### Exercise goal
Reproduce each line exactly. Skip none.

Items listed in a dataset:
# # # # #
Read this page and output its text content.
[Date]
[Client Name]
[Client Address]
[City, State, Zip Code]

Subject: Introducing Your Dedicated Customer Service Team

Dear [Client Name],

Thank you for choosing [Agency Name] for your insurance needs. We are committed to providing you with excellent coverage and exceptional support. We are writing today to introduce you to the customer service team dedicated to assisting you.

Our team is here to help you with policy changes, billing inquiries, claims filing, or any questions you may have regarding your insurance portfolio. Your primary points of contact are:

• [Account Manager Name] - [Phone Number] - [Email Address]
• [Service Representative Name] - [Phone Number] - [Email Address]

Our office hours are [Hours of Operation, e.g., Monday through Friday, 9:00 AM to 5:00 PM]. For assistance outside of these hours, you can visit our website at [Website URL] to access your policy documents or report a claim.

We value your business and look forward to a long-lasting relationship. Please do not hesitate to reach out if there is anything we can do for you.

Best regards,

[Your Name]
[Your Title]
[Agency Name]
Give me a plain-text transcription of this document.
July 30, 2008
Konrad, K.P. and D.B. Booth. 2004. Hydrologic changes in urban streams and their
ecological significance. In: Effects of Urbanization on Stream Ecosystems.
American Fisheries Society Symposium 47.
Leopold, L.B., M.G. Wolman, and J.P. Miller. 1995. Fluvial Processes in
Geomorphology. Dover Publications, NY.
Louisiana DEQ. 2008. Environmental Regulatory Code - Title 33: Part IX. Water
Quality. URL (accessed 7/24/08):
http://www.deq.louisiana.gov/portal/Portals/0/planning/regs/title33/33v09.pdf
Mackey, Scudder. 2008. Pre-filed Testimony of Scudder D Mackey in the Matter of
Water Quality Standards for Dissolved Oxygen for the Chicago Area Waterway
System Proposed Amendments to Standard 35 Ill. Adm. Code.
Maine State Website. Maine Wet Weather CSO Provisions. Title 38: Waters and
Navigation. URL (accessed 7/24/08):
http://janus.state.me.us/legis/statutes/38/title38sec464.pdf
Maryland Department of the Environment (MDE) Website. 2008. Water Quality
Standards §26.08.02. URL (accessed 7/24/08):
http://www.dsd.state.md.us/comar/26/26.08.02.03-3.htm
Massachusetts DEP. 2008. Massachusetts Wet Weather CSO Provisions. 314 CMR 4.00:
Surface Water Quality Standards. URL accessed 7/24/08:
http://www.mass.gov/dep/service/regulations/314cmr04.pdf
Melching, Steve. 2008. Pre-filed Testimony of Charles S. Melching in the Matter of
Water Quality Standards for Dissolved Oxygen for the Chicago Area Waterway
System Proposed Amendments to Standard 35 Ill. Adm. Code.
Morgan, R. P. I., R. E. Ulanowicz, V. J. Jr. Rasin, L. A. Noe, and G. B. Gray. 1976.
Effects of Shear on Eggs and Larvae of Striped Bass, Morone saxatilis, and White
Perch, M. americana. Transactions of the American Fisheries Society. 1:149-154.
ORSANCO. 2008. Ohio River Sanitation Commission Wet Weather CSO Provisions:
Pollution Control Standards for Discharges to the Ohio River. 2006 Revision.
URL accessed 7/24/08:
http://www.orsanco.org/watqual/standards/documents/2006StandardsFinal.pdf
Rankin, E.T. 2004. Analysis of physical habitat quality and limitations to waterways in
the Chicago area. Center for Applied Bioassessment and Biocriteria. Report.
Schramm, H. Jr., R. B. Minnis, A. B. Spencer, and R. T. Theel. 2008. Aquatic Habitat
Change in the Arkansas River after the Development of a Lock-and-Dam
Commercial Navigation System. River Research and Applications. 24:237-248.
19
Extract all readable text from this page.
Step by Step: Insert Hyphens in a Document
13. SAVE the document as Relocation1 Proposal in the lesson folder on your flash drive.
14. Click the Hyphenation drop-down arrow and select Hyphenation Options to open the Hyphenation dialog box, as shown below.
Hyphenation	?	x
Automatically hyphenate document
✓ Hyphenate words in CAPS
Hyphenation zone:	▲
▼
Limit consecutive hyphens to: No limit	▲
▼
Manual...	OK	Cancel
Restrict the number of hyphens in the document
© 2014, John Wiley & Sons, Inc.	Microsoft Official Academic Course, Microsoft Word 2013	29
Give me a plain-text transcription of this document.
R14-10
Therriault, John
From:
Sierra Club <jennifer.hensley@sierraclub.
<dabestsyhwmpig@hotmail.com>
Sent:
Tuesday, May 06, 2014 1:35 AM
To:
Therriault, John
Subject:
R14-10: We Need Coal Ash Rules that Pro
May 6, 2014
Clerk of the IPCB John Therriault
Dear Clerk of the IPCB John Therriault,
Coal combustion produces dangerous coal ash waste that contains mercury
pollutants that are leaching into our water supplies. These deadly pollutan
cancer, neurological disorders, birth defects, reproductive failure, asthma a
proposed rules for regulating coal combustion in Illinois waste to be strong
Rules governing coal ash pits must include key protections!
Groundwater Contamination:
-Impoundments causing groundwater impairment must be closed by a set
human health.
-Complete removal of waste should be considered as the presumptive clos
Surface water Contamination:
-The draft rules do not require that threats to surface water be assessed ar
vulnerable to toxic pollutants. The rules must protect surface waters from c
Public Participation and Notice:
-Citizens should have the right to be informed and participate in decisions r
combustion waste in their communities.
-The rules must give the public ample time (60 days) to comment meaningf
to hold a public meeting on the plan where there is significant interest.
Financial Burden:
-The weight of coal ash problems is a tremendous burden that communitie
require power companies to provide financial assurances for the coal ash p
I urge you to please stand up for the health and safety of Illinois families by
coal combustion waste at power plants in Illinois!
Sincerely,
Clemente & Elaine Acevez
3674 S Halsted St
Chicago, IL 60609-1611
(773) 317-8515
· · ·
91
# # # # #
### Response to this exercise
Read this page and output its text content.
[Date]
[Client Name]
[Client Address]
[City, State, Zip Code]

Subject: Introducing Your Dedicated Customer Service Team

Dear [Client Name],

Thank you for choosing [Agency Name] for your insurance needs. We are committed to providing you with excellent coverage and exceptional support. We are writing today to introduce you to the customer service team dedicated to assisting you.

Our team is here to help you with policy changes, billing inquiries, claims filing, or any questions you may have regarding your insurance portfolio. Your primary points of contact are:

• [Account Manager Name] - [Phone Number] - [Email Address]
• [Service Representative Name] - [Phone Number] - [Email Address]

Our office hours are [Hours of Operation, e.g., Monday through Friday, 9:00 AM to 5:00 PM]. For assistance outside of these hours, you can visit our website at [Website URL] to access your policy documents or report a claim.

We value your business and look forward to a long-lasting relationship. Please do not hesitate to reach out if there is anything we can do for you.

Best regards,

[Your Name]
[Your Title]
[Agency Name]
Give me a plain-text transcription of this document.
July 30, 2008
Konrad, K.P. and D.B. Booth. 2004. Hydrologic changes in urban streams and their
ecological significance. In: Effects of Urbanization on Stream Ecosystems.
American Fisheries Society Symposium 47.
Leopold, L.B., M.G. Wolman, and J.P. Miller. 1995. Fluvial Processes in
Geomorphology. Dover Publications, NY.
Louisiana DEQ. 2008. Environmental Regulatory Code - Title 33: Part IX. Water
Quality. URL (accessed 7/24/08):
http://www.deq.louisiana.gov/portal/Portals/0/planning/regs/title33/33v09.pdf
Mackey, Scudder. 2008. Pre-filed Testimony of Scudder D Mackey in the Matter of
Water Quality Standards for Dissolved Oxygen for the Chicago Area Waterway
System Proposed Amendments to Standard 35 Ill. Adm. Code.
Maine State Website. Maine Wet Weather CSO Provisions. Title 38: Waters and
Navigation. URL (accessed 7/24/08):
http://janus.state.me.us/legis/statutes/38/title38sec464.pdf
Maryland Department of the Environment (MDE) Website. 2008. Water Quality
Standards §26.08.02. URL (accessed 7/24/08):
http://www.dsd.state.md.us/comar/26/26.08.02.03-3.htm
Massachusetts DEP. 2008. Massachusetts Wet Weather CSO Provisions. 314 CMR 4.00:
Surface Water Quality Standards. URL accessed 7/24/08:
http://www.mass.gov/dep/service/regulations/314cmr04.pdf
Melching, Steve. 2008. Pre-filed Testimony of Charles S. Melching in the Matter of
Water Quality Standards for Dissolved Oxygen for the Chicago Area Waterway
System Proposed Amendments to Standard 35 Ill. Adm. Code.
Morgan, R. P. I., R. E. Ulanowicz, V. J. Jr. Rasin, L. A. Noe, and G. B. Gray. 1976.
Effects of Shear on Eggs and Larvae of Striped Bass, Morone saxatilis, and White
Perch, M. americana. Transactions of the American Fisheries Society. 1:149-154.
ORSANCO. 2008. Ohio River Sanitation Commission Wet Weather CSO Provisions:
Pollution Control Standards for Discharges to the Ohio River. 2006 Revision.
URL accessed 7/24/08:
http://www.orsanco.org/watqual/standards/documents/2006StandardsFinal.pdf
Rankin, E.T. 2004. Analysis of physical habitat quality and limitations to waterways in
the Chicago area. Center for Applied Bioassessment and Biocriteria. Report.
Schramm, H. Jr., R. B. Minnis, A. B. Spencer, and R. T. Theel. 2008. Aquatic Habitat
Change in the Arkansas River after the Development of a Lock-and-Dam
Commercial Navigation System. River Research and Applications. 24:237-248.
19
Extract all readable text from this page.
Step by Step: Insert Hyphens in a Document
13. SAVE the document as Relocation1 Proposal in the lesson folder on your flash drive.
14. Click the Hyphenation drop-down arrow and select Hyphenation Options to open the Hyphenation dialog box, as shown below.
Hyphenation	?	x
Automatically hyphenate document
✓ Hyphenate words in CAPS
Hyphenation zone:	▲
▼
Limit consecutive hyphens to: No limit	▲
▼
Manual...	OK	Cancel
Restrict the number of hyphens in the document
© 2014, John Wiley & Sons, Inc.	Microsoft Official Academic Course, Microsoft Word 2013	29
Give me a plain-text transcription of this document.
R14-10
Therriault, John
From:
Sierra Club <jennifer.hensley@sierraclub.
<dabestsyhwmpig@hotmail.com>
Sent:
Tuesday, May 06, 2014 1:35 AM
To:
Therriault, John
Subject:
R14-10: We Need Coal Ash Rules that Pro
May 6, 2014
Clerk of the IPCB John Therriault
Dear Clerk of the IPCB John Therriault,
Coal combustion produces dangerous coal ash waste that contains mercury
pollutants that are leaching into our water supplies. These deadly pollutan
cancer, neurological disorders, birth defects, reproductive failure, asthma a
proposed rules for regulating coal combustion in Illinois waste to be strong
Rules governing coal ash pits must include key protections!
Groundwater Contamination:
-Impoundments causing groundwater impairment must be closed by a set
human health.
-Complete removal of waste should be considered as the presumptive clos
Surface water Contamination:
-The draft rules do not require that threats to surface water be assessed ar
vulnerable to toxic pollutants. The rules must protect surface waters from c
Public Participation and Notice:
-Citizens should have the right to be informed and participate in decisions r
combustion waste in their communities.
-The rules must give the public ample time (60 days) to comment meaningf
to hold a public meeting on the plan where there is significant interest.
Financial Burden:
-The weight of coal ash problems is a tremendous burden that communitie
require power companies to provide financial assurances for the coal ash p
I urge you to please stand up for the health and safety of Illinois families by
coal combustion waste at power plants in Illinois!
Sincerely,
Clemente & Elaine Acevez
3674 S Halsted St
Chicago, IL 60609-1611
(773) 317-8515
· · ·
91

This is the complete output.